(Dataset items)
↓↓↓

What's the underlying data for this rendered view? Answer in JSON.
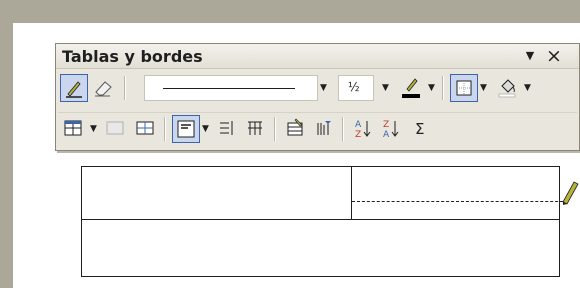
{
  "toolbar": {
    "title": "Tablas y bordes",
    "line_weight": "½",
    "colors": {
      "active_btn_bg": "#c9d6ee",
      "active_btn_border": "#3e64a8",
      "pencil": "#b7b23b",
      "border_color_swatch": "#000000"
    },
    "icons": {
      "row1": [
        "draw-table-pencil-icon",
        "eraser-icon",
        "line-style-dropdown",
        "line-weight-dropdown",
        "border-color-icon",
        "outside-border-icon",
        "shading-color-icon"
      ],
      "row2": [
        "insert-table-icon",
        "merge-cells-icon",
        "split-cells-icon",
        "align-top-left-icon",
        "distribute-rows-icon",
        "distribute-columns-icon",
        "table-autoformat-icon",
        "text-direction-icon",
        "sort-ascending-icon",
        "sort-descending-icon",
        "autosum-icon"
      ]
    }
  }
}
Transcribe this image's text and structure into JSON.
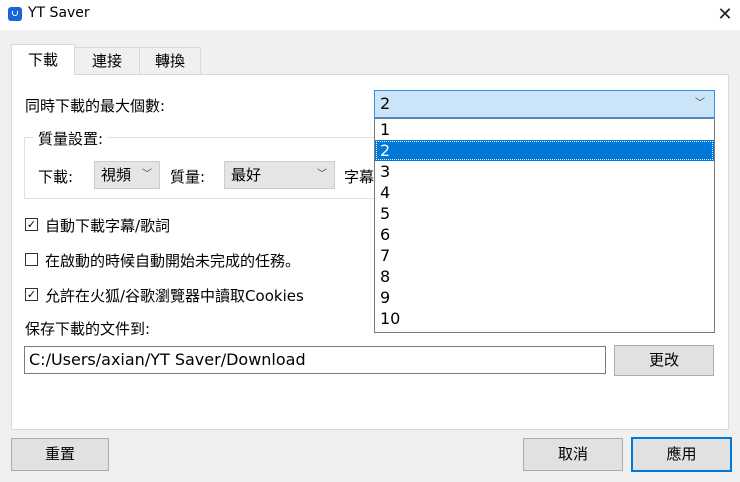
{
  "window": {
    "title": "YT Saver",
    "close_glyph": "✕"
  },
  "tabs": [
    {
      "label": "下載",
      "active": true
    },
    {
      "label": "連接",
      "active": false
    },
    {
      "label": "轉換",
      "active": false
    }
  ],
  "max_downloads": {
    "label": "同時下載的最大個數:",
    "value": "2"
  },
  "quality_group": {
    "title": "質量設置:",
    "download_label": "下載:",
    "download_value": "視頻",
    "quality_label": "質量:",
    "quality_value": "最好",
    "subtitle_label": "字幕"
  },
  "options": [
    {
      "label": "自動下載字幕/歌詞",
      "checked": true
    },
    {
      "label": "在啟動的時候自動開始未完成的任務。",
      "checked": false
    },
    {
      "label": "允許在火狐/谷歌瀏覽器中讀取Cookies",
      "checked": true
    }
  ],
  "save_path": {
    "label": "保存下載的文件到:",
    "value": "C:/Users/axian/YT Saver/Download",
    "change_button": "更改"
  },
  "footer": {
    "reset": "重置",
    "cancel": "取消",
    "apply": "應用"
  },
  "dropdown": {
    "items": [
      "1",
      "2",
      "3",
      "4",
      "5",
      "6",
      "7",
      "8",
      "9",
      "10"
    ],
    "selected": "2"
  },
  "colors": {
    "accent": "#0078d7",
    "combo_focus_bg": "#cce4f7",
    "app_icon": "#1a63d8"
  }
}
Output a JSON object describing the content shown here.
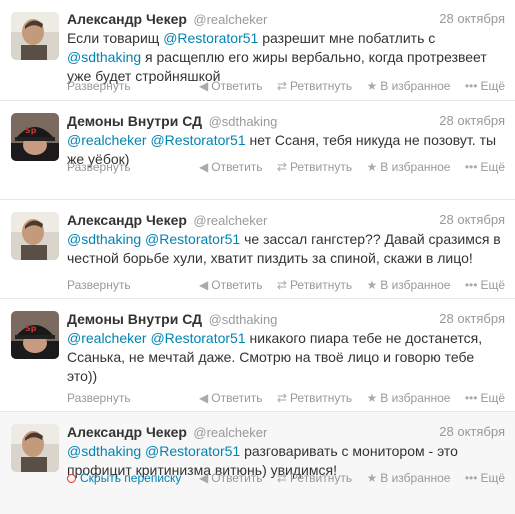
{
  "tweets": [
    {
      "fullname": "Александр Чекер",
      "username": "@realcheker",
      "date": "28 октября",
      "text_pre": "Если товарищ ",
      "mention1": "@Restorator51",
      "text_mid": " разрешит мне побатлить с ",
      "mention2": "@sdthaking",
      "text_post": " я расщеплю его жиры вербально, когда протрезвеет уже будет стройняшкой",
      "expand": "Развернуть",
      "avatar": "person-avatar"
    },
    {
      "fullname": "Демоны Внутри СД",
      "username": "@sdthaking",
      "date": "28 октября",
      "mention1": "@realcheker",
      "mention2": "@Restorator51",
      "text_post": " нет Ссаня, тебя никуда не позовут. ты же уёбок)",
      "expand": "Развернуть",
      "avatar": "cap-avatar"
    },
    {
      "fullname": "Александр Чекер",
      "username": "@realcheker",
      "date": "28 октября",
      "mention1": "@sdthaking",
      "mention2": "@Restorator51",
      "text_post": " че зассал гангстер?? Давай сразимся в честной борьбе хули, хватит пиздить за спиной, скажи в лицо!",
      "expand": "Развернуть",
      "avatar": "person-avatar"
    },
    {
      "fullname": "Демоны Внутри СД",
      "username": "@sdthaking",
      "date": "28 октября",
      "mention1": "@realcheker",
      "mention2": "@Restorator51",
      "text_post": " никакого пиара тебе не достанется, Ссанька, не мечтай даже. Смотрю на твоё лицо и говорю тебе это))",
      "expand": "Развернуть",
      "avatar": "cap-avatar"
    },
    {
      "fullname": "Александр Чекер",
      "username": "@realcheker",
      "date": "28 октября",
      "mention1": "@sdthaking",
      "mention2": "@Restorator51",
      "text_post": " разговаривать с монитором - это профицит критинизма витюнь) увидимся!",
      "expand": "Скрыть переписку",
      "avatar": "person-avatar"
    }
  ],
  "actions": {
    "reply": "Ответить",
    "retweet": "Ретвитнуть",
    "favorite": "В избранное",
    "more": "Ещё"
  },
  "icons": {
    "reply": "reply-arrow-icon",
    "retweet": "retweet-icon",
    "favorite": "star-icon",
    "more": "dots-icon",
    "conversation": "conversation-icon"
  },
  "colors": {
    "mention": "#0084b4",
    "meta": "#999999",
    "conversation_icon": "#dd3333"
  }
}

↑↑↑

Your task is to retype the lines running from the one that contains "Output a JSON" through the end of the records, and nothing else. Pictures are not part of the copy.

Output a JSON object describing the content shown here.
{
  "tweets": [
    {
      "fullname": "Александр Чекер",
      "username": "@realcheker",
      "date": "28 октября",
      "text_pre": "Если товарищ ",
      "mention1": "@Restorator51",
      "text_mid": " разрешит мне побатлить с ",
      "mention2": "@sdthaking",
      "text_post": " я расщеплю его жиры вербально, когда протрезвеет уже будет стройняшкой",
      "expand": "Развернуть",
      "avatar": "person-avatar"
    },
    {
      "fullname": "Демоны Внутри СД",
      "username": "@sdthaking",
      "date": "28 октября",
      "mention1": "@realcheker",
      "mention2": "@Restorator51",
      "text_post": " нет Ссаня, тебя никуда не позовут. ты же уёбок)",
      "expand": "Развернуть",
      "avatar": "cap-avatar"
    },
    {
      "fullname": "Александр Чекер",
      "username": "@realcheker",
      "date": "28 октября",
      "mention1": "@sdthaking",
      "mention2": "@Restorator51",
      "text_post": " че зассал гангстер?? Давай сразимся в честной борьбе хули, хватит пиздить за спиной, скажи в лицо!",
      "expand": "Развернуть",
      "avatar": "person-avatar"
    },
    {
      "fullname": "Демоны Внутри СД",
      "username": "@sdthaking",
      "date": "28 октября",
      "mention1": "@realcheker",
      "mention2": "@Restorator51",
      "text_post": " никакого пиара тебе не достанется, Ссанька, не мечтай даже. Смотрю на твоё лицо и говорю тебе это))",
      "expand": "Развернуть",
      "avatar": "cap-avatar"
    },
    {
      "fullname": "Александр Чекер",
      "username": "@realcheker",
      "date": "28 октября",
      "mention1": "@sdthaking",
      "mention2": "@Restorator51",
      "text_post": " разговаривать с монитором - это профицит критинизма витюнь) увидимся!",
      "expand": "Скрыть переписку",
      "avatar": "person-avatar"
    }
  ],
  "actions": {
    "reply": "Ответить",
    "retweet": "Ретвитнуть",
    "favorite": "В избранное",
    "more": "Ещё"
  },
  "icons": {
    "reply": "reply-arrow-icon",
    "retweet": "retweet-icon",
    "favorite": "star-icon",
    "more": "dots-icon",
    "conversation": "conversation-icon"
  },
  "colors": {
    "mention": "#0084b4",
    "meta": "#999999",
    "conversation_icon": "#dd3333"
  }
}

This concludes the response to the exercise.